DATASET EXCERPTS:
>>>>

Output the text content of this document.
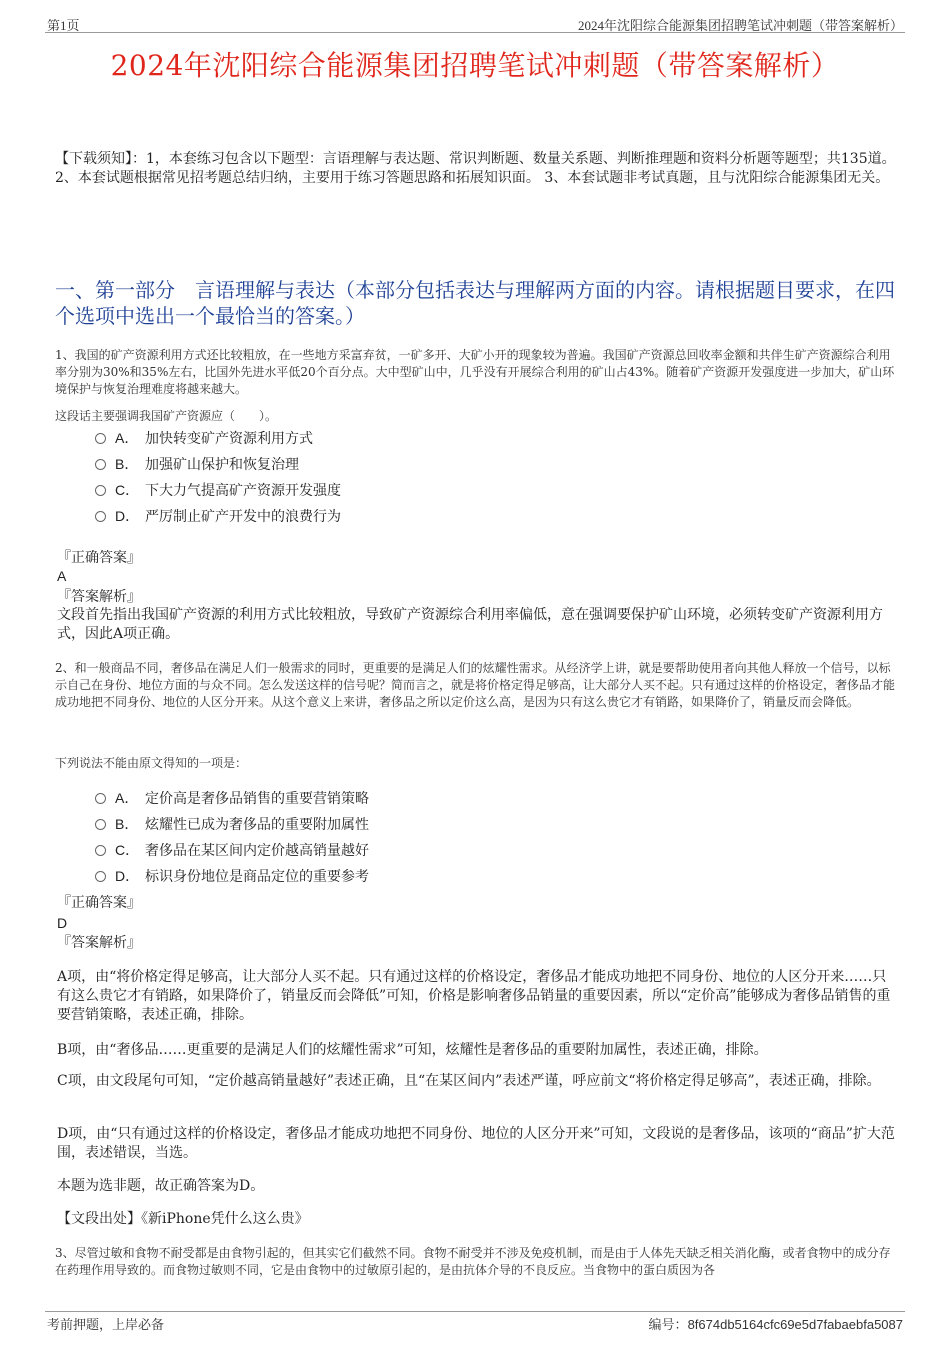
第1页	2024年沈阳综合能源集团招聘笔试冲刺题（带答案解析）
2024年沈阳综合能源集团招聘笔试冲刺题（带答案解析）
【下载须知】：1，本套练习包含以下题型：言语理解与表达题、常识判断题、数量关系题、判断推理题和资料分析题等题型；共135道。 2、本套试题根据常见招考题总结归纳，主要用于练习答题思路和拓展知识面。 3、本套试题非考试真题，且与沈阳综合能源集团无关。
一、第一部分　言语理解与表达（本部分包括表达与理解两方面的内容。请根据题目要求，在四个选项中选出一个最恰当的答案。）
1、我国的矿产资源利用方式还比较粗放，在一些地方采富弃贫，一矿多开、大矿小开的现象较为普遍。我国矿产资源总回收率金额和共伴生矿产资源综合利用率分别为30%和35%左右，比国外先进水平低20个百分点。大中型矿山中，几乎没有开展综合利用的矿山占43%。随着矿产资源开发强度进一步加大，矿山环境保护与恢复治理难度将越来越大。
这段话主要强调我国矿产资源应（　　）。
A． 加快转变矿产资源利用方式
B． 加强矿山保护和恢复治理
C． 下大力气提高矿产资源开发强度
D． 严厉制止矿产开发中的浪费行为
『正确答案』
A
『答案解析』
文段首先指出我国矿产资源的利用方式比较粗放，导致矿产资源综合利用率偏低，意在强调要保护矿山环境，必须转变矿产资源利用方式，因此A项正确。
2、和一般商品不同，奢侈品在满足人们一般需求的同时，更重要的是满足人们的炫耀性需求。从经济学上讲，就是要帮助使用者向其他人释放一个信号，以标示自己在身份、地位方面的与众不同。怎么发送这样的信号呢？简而言之，就是将价格定得足够高，让大部分人买不起。只有通过这样的价格设定，奢侈品才能成功地把不同身份、地位的人区分开来。从这个意义上来讲，奢侈品之所以定价这么高，是因为只有这么贵它才有销路，如果降价了，销量反而会降低。
下列说法不能由原文得知的一项是：
A． 定价高是奢侈品销售的重要营销策略
B． 炫耀性已成为奢侈品的重要附加属性
C． 奢侈品在某区间内定价越高销量越好
D． 标识身份地位是商品定位的重要参考
『正确答案』
D
『答案解析』
A项，由“将价格定得足够高，让大部分人买不起。只有通过这样的价格设定，奢侈品才能成功地把不同身份、地位的人区分开来……只有这么贵它才有销路，如果降价了，销量反而会降低”可知，价格是影响奢侈品销量的重要因素，所以“定价高”能够成为奢侈品销售的重要营销策略，表述正确，排除。
B项，由“奢侈品……更重要的是满足人们的炫耀性需求”可知，炫耀性是奢侈品的重要附加属性，表述正确，排除。
C项，由文段尾句可知，“定价越高销量越好”表述正确，且“在某区间内”表述严谨，呼应前文“将价格定得足够高”，表述正确，排除。
D项，由“只有通过这样的价格设定，奢侈品才能成功地把不同身份、地位的人区分开来”可知，文段说的是奢侈品，该项的“商品”扩大范围，表述错误，当选。
本题为选非题，故正确答案为D。
【文段出处】《新iPhone凭什么这么贵》
3、尽管过敏和食物不耐受都是由食物引起的，但其实它们截然不同。食物不耐受并不涉及免疫机制，而是由于人体先天缺乏相关消化酶，或者食物中的成分存在药理作用导致的。而食物过敏则不同，它是由食物中的过敏原引起的，是由抗体介导的不良反应。当食物中的蛋白质因为各
考前押题，上岸必备	编号：8f674db5164cfc69e5d7fabaebfa5087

<<<<

Copy every record above exactly as written, but leave out the pictures.

Output the text content of this document.
第1页	2024年沈阳综合能源集团招聘笔试冲刺题（带答案解析）
2024年沈阳综合能源集团招聘笔试冲刺题（带答案解析）
【下载须知】：1，本套练习包含以下题型：言语理解与表达题、常识判断题、数量关系题、判断推理题和资料分析题等题型；共135道。 2、本套试题根据常见招考题总结归纳，主要用于练习答题思路和拓展知识面。 3、本套试题非考试真题，且与沈阳综合能源集团无关。
一、第一部分　言语理解与表达（本部分包括表达与理解两方面的内容。请根据题目要求，在四个选项中选出一个最恰当的答案。）
1、我国的矿产资源利用方式还比较粗放，在一些地方采富弃贫，一矿多开、大矿小开的现象较为普遍。我国矿产资源总回收率金额和共伴生矿产资源综合利用率分别为30%和35%左右，比国外先进水平低20个百分点。大中型矿山中，几乎没有开展综合利用的矿山占43%。随着矿产资源开发强度进一步加大，矿山环境保护与恢复治理难度将越来越大。
这段话主要强调我国矿产资源应（　　）。
A． 加快转变矿产资源利用方式
B． 加强矿山保护和恢复治理
C． 下大力气提高矿产资源开发强度
D． 严厉制止矿产开发中的浪费行为
『正确答案』
A
『答案解析』
文段首先指出我国矿产资源的利用方式比较粗放，导致矿产资源综合利用率偏低，意在强调要保护矿山环境，必须转变矿产资源利用方式，因此A项正确。
2、和一般商品不同，奢侈品在满足人们一般需求的同时，更重要的是满足人们的炫耀性需求。从经济学上讲，就是要帮助使用者向其他人释放一个信号，以标示自己在身份、地位方面的与众不同。怎么发送这样的信号呢？简而言之，就是将价格定得足够高，让大部分人买不起。只有通过这样的价格设定，奢侈品才能成功地把不同身份、地位的人区分开来。从这个意义上来讲，奢侈品之所以定价这么高，是因为只有这么贵它才有销路，如果降价了，销量反而会降低。
下列说法不能由原文得知的一项是：
A． 定价高是奢侈品销售的重要营销策略
B． 炫耀性已成为奢侈品的重要附加属性
C． 奢侈品在某区间内定价越高销量越好
D． 标识身份地位是商品定位的重要参考
『正确答案』
D
『答案解析』
A项，由“将价格定得足够高，让大部分人买不起。只有通过这样的价格设定，奢侈品才能成功地把不同身份、地位的人区分开来……只有这么贵它才有销路，如果降价了，销量反而会降低”可知，价格是影响奢侈品销量的重要因素，所以“定价高”能够成为奢侈品销售的重要营销策略，表述正确，排除。
B项，由“奢侈品……更重要的是满足人们的炫耀性需求”可知，炫耀性是奢侈品的重要附加属性，表述正确，排除。
C项，由文段尾句可知，“定价越高销量越好”表述正确，且“在某区间内”表述严谨，呼应前文“将价格定得足够高”，表述正确，排除。
D项，由“只有通过这样的价格设定，奢侈品才能成功地把不同身份、地位的人区分开来”可知，文段说的是奢侈品，该项的“商品”扩大范围，表述错误，当选。
本题为选非题，故正确答案为D。
【文段出处】《新iPhone凭什么这么贵》
3、尽管过敏和食物不耐受都是由食物引起的，但其实它们截然不同。食物不耐受并不涉及免疫机制，而是由于人体先天缺乏相关消化酶，或者食物中的成分存在药理作用导致的。而食物过敏则不同，它是由食物中的过敏原引起的，是由抗体介导的不良反应。当食物中的蛋白质因为各
考前押题，上岸必备	编号：8f674db5164cfc69e5d7fabaebfa5087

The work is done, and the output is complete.